Dissecting the Mind of Ms. Christy Tsai
By Georgia Chen
What do rabbits say before they eat? Lettuce pray. What do you call a very smart bunny? An egghead. Ok we’ll stop. These puns just aren’t bunny anymore. Hehehe.
Speaking of bunnies, we have a new biology teacher who is just as soft spoken and quiet as a bunny—Ms. Christy Tsai. And while she doesn’t have a bunny herself, she does have a pet Schnauzer. “I got him from a friend in 2012, so he’s practically an old man at this point,” she playfully remarks. “But his heart is still just the same as it was seven years ago.”
“Animals, especially dogs, are just magical creatures. There have been times when I’ve been drained from work and school, just sitting alone correcting piles and piles of papers that didn’t seem to end. But as long as he jumps on my lap when I come back home or looks at me with excitement, all my troubles melt away, which is why I find animals so fascinating.”
Ironically, even though she loves her pet, Ms. Tsai is also fond of dissection and anatomy, which helps her spread the wonders of biology to young students. “Bear in mind I’m not a psychopath, but I love studying the structures of bodies, whether pig heart or rat specimens. It’s like looking at a miniature me. I practically have the exact same framework as a rat, so I just have a connection with biology. It helps me understand myself from a whole new perspective.”
Other than biology, she also studied physics back in her university days, but she now has second thoughts about that. “Unlike biology, to me physics and chemistry are just too stiff, and it doesn’t provide students with enough flexibility. If you don’t know it, you don’t know it, and there’s not much you can do. It’s not good to push students into a direction they don’t want to follow,” she explains, “But with biology, it’s much easier to teach and understand, as there’s a large variety of topics to choose from, all containing such different facts and concepts.”

**Provided material:**
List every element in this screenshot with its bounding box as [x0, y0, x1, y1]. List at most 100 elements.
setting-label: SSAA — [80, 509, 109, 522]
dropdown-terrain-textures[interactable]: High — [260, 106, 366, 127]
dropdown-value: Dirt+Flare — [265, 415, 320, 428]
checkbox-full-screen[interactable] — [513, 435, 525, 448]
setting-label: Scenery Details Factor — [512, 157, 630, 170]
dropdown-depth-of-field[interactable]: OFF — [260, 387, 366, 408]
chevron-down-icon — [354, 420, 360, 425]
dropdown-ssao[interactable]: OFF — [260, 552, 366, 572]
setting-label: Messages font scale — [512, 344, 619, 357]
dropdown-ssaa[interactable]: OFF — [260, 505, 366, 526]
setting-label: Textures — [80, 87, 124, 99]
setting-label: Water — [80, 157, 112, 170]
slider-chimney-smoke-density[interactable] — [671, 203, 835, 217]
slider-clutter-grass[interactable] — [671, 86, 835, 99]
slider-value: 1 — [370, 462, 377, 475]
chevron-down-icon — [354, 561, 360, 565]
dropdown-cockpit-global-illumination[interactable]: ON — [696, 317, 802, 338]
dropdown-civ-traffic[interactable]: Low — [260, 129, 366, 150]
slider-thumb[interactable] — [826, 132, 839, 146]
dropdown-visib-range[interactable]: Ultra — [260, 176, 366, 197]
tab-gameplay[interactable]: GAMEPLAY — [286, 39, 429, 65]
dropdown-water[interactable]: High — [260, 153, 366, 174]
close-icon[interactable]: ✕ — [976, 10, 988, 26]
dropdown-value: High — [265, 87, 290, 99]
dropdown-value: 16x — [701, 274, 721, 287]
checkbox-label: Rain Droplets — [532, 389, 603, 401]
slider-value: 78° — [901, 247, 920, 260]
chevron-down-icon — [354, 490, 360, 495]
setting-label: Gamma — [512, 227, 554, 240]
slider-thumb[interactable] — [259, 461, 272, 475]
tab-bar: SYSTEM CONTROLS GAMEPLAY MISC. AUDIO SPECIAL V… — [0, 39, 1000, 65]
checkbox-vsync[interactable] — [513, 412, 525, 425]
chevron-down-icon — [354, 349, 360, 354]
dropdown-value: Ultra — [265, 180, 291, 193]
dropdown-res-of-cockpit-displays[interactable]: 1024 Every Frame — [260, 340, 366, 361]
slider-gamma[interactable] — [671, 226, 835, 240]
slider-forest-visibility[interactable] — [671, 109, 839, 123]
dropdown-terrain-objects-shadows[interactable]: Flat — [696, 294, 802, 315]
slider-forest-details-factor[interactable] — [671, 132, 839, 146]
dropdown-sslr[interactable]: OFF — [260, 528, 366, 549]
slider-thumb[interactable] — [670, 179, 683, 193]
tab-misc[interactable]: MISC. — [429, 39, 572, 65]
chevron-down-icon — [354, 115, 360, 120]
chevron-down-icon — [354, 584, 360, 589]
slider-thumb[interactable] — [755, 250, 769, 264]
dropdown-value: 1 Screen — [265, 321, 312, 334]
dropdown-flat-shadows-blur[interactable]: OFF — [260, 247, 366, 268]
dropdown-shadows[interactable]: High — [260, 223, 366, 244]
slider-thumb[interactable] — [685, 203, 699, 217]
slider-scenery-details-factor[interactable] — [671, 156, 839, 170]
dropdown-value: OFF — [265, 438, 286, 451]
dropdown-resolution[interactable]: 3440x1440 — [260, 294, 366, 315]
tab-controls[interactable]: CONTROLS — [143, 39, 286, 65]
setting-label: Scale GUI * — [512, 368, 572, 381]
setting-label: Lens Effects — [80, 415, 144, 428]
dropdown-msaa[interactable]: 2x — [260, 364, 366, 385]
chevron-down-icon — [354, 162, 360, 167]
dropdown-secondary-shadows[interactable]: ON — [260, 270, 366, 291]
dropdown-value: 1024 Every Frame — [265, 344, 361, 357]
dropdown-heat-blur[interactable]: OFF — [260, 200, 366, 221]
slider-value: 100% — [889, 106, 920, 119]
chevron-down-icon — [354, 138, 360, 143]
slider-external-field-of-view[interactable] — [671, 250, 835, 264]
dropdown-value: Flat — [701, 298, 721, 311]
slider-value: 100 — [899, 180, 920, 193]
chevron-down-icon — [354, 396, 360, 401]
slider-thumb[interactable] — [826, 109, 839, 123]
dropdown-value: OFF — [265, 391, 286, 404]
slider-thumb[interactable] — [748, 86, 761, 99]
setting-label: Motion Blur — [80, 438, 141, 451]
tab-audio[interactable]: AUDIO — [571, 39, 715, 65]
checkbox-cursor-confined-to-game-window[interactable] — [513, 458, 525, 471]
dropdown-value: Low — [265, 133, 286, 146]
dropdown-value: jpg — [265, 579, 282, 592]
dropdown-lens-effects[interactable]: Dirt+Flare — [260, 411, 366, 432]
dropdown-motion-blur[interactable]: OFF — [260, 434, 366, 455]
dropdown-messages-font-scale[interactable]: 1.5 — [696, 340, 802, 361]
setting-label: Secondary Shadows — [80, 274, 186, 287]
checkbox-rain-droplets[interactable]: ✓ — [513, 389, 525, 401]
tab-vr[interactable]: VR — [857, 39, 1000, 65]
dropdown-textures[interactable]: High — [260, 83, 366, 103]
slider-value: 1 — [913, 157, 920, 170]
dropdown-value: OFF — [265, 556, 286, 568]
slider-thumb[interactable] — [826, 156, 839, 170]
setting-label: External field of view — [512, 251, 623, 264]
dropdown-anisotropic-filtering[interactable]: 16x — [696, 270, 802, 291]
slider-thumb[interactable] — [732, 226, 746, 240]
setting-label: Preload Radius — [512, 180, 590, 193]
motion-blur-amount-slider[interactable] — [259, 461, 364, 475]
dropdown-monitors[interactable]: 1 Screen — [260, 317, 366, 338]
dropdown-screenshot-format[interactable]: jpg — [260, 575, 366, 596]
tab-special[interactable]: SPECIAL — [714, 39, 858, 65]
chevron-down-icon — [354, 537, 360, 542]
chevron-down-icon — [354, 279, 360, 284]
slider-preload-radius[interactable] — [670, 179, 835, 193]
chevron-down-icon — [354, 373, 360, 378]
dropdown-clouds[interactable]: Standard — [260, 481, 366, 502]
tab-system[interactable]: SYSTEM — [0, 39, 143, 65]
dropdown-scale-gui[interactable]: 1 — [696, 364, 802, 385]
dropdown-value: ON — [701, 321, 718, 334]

**Assignment A:** In the profile of Ms. Christy Tsai, in what year did she get her Schnauzer, and from whom?
**Assignment B:** Do these statements agree with the profile of Ms. Christy Tsai? Answer yes or no for each and quote the words that decide it. (i) Ms. Tsai has a pet bunny. (ii) Ms. Tsai studied physics at university. (iii) Ms. Tsai finds biology harder to teach than physics.
**Assignment C:** Please carry on the profile of Ms. Christy Tsai, picking up after its final sentence.

**Task output A:** She got him from a friend in 2012.

**Task output B:**
(i) No: "while she doesn’t have a bunny herself, she does have a pet Schnauzer."
(ii) Yes: "she also studied physics back in her university days"
(iii) No: "But with biology, it’s much easier to teach and understand"

**Task output C:**
She first explored the world of teaching during university, as there were mandatory internships she took part in to get the gist of teaching. “I worked as an intern teacher in two secondary schools prior to HKUGAC. I can safely say that both helped me gather a lot of valuable experience, so I felt I was ready to step in and start my career as a teacher.”
Being a newbie in school, even as a teacher, surely has its own trials and tribulations, as she recounts her first month in school.
“I’m not very familiar with HKUGAC students, especially when they’re so diverse and spontaneous. This makes acknowledging their individual abilities and characteristics in their learning needs overwhelming.”
However, her love for teaching doesn’t falter. She finds out more about her students through interviews and quizzes. After a month, she’s feeling a lot more confident in the coming year by switching up her teaching styles. By incorporating materials that could benefit her students’ learning requirements, such as her personal knowledge, different teaching techniques, and exams cheat sheets, not only has her confidence blossomed, her students’ incentive to learn has also skyrocketed. With that in mind, her teaching aspirations are to successfully cater to all her beloved students as well as create a balance between the diverse needs of different students.
All in all, the school wishes Ms Tsai the best of luck in teaching this coming year. Hopefully she can enjoy this year just as much as everyone does, and she’ll be able to make special memories in our college that she can look back on and smile upon.